▸ Set problem: Reproduce each line exactly. Skip none.

--- Begin Entries shown ---

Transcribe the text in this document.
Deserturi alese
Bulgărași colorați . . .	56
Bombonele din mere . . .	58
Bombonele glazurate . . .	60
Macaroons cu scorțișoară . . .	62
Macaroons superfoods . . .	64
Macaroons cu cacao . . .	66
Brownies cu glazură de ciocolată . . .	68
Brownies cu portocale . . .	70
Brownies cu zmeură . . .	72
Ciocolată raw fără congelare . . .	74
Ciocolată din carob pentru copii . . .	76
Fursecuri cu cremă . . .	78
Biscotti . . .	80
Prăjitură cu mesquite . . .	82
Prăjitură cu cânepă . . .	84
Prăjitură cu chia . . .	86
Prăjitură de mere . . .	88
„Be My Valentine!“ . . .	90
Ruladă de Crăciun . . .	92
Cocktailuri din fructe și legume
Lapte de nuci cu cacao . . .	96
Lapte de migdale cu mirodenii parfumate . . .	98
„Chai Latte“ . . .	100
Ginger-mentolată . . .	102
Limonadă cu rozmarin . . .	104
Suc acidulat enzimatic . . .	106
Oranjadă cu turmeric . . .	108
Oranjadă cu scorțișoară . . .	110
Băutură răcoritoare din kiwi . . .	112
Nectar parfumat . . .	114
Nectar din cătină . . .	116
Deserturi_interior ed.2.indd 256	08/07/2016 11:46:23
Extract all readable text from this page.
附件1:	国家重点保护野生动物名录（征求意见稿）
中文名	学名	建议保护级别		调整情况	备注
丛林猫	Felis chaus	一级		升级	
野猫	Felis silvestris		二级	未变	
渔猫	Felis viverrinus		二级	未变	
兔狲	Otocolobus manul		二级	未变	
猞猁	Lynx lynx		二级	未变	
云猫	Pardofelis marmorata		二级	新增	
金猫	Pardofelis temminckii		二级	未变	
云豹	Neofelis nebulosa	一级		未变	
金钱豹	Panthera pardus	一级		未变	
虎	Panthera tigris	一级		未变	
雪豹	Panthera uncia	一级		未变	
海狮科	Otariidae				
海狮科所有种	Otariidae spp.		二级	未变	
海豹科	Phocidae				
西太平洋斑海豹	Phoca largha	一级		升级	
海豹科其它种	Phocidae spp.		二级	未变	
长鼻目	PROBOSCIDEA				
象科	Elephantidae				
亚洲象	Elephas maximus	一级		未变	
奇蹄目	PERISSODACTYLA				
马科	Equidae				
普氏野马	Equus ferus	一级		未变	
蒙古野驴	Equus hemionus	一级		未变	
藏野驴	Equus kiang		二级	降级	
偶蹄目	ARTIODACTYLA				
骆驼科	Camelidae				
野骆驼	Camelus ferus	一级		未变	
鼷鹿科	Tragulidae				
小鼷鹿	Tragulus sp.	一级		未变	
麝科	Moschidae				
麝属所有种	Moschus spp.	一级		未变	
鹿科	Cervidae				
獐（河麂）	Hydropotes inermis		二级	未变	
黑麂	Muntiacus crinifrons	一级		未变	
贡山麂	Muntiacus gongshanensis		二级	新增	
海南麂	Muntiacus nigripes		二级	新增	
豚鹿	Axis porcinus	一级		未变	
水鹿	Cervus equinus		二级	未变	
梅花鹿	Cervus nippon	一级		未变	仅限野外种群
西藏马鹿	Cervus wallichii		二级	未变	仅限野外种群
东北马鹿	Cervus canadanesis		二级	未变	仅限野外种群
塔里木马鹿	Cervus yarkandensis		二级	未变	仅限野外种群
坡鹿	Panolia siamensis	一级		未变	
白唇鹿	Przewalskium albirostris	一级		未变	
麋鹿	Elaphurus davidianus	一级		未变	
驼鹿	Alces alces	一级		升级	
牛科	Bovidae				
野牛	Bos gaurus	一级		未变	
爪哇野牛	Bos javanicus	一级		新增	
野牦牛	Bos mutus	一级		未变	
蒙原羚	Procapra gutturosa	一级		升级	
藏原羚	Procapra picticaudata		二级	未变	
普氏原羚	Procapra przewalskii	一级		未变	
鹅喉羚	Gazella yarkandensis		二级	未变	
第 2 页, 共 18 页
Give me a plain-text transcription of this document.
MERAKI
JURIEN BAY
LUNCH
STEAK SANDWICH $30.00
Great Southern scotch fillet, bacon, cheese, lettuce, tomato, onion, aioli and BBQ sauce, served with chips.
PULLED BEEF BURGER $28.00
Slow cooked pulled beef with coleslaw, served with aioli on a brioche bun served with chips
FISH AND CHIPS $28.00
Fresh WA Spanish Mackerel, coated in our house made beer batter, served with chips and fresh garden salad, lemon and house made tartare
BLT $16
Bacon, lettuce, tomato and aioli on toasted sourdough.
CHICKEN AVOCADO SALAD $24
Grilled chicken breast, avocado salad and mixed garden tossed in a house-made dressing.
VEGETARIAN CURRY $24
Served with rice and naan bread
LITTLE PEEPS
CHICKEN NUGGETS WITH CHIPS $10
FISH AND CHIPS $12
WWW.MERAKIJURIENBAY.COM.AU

--- End Entries shown ---

▸ Task answer:
Transcribe the text in this document.
Deserturi alese
Bulgărași colorați . . .	56
Bombonele din mere . . .	58
Bombonele glazurate . . .	60
Macaroons cu scorțișoară . . .	62
Macaroons superfoods . . .	64
Macaroons cu cacao . . .	66
Brownies cu glazură de ciocolată . . .	68
Brownies cu portocale . . .	70
Brownies cu zmeură . . .	72
Ciocolată raw fără congelare . . .	74
Ciocolată din carob pentru copii . . .	76
Fursecuri cu cremă . . .	78
Biscotti . . .	80
Prăjitură cu mesquite . . .	82
Prăjitură cu cânepă . . .	84
Prăjitură cu chia . . .	86
Prăjitură de mere . . .	88
„Be My Valentine!“ . . .	90
Ruladă de Crăciun . . .	92
Cocktailuri din fructe și legume
Lapte de nuci cu cacao . . .	96
Lapte de migdale cu mirodenii parfumate . . .	98
„Chai Latte“ . . .	100
Ginger-mentolată . . .	102
Limonadă cu rozmarin . . .	104
Suc acidulat enzimatic . . .	106
Oranjadă cu turmeric . . .	108
Oranjadă cu scorțișoară . . .	110
Băutură răcoritoare din kiwi . . .	112
Nectar parfumat . . .	114
Nectar din cătină . . .	116
Deserturi_interior ed.2.indd 256	08/07/2016 11:46:23
Extract all readable text from this page.
附件1:	国家重点保护野生动物名录（征求意见稿）
中文名	学名	建议保护级别		调整情况	备注
丛林猫	Felis chaus	一级		升级	
野猫	Felis silvestris		二级	未变	
渔猫	Felis viverrinus		二级	未变	
兔狲	Otocolobus manul		二级	未变	
猞猁	Lynx lynx		二级	未变	
云猫	Pardofelis marmorata		二级	新增	
金猫	Pardofelis temminckii		二级	未变	
云豹	Neofelis nebulosa	一级		未变	
金钱豹	Panthera pardus	一级		未变	
虎	Panthera tigris	一级		未变	
雪豹	Panthera uncia	一级		未变	
海狮科	Otariidae				
海狮科所有种	Otariidae spp.		二级	未变	
海豹科	Phocidae				
西太平洋斑海豹	Phoca largha	一级		升级	
海豹科其它种	Phocidae spp.		二级	未变	
长鼻目	PROBOSCIDEA				
象科	Elephantidae				
亚洲象	Elephas maximus	一级		未变	
奇蹄目	PERISSODACTYLA				
马科	Equidae				
普氏野马	Equus ferus	一级		未变	
蒙古野驴	Equus hemionus	一级		未变	
藏野驴	Equus kiang		二级	降级	
偶蹄目	ARTIODACTYLA				
骆驼科	Camelidae				
野骆驼	Camelus ferus	一级		未变	
鼷鹿科	Tragulidae				
小鼷鹿	Tragulus sp.	一级		未变	
麝科	Moschidae				
麝属所有种	Moschus spp.	一级		未变	
鹿科	Cervidae				
獐（河麂）	Hydropotes inermis		二级	未变	
黑麂	Muntiacus crinifrons	一级		未变	
贡山麂	Muntiacus gongshanensis		二级	新增	
海南麂	Muntiacus nigripes		二级	新增	
豚鹿	Axis porcinus	一级		未变	
水鹿	Cervus equinus		二级	未变	
梅花鹿	Cervus nippon	一级		未变	仅限野外种群
西藏马鹿	Cervus wallichii		二级	未变	仅限野外种群
东北马鹿	Cervus canadanesis		二级	未变	仅限野外种群
塔里木马鹿	Cervus yarkandensis		二级	未变	仅限野外种群
坡鹿	Panolia siamensis	一级		未变	
白唇鹿	Przewalskium albirostris	一级		未变	
麋鹿	Elaphurus davidianus	一级		未变	
驼鹿	Alces alces	一级		升级	
牛科	Bovidae				
野牛	Bos gaurus	一级		未变	
爪哇野牛	Bos javanicus	一级		新增	
野牦牛	Bos mutus	一级		未变	
蒙原羚	Procapra gutturosa	一级		升级	
藏原羚	Procapra picticaudata		二级	未变	
普氏原羚	Procapra przewalskii	一级		未变	
鹅喉羚	Gazella yarkandensis		二级	未变	
第 2 页, 共 18 页
Give me a plain-text transcription of this document.
MERAKI
JURIEN BAY
LUNCH
STEAK SANDWICH $30.00
Great Southern scotch fillet, bacon, cheese, lettuce, tomato, onion, aioli and BBQ sauce, served with chips.
PULLED BEEF BURGER $28.00
Slow cooked pulled beef with coleslaw, served with aioli on a brioche bun served with chips
FISH AND CHIPS $28.00
Fresh WA Spanish Mackerel, coated in our house made beer batter, served with chips and fresh garden salad, lemon and house made tartare
BLT $16
Bacon, lettuce, tomato and aioli on toasted sourdough.
CHICKEN AVOCADO SALAD $24
Grilled chicken breast, avocado salad and mixed garden tossed in a house-made dressing.
VEGETARIAN CURRY $24
Served with rice and naan bread
LITTLE PEEPS
CHICKEN NUGGETS WITH CHIPS $10
FISH AND CHIPS $12
WWW.MERAKIJURIENBAY.COM.AU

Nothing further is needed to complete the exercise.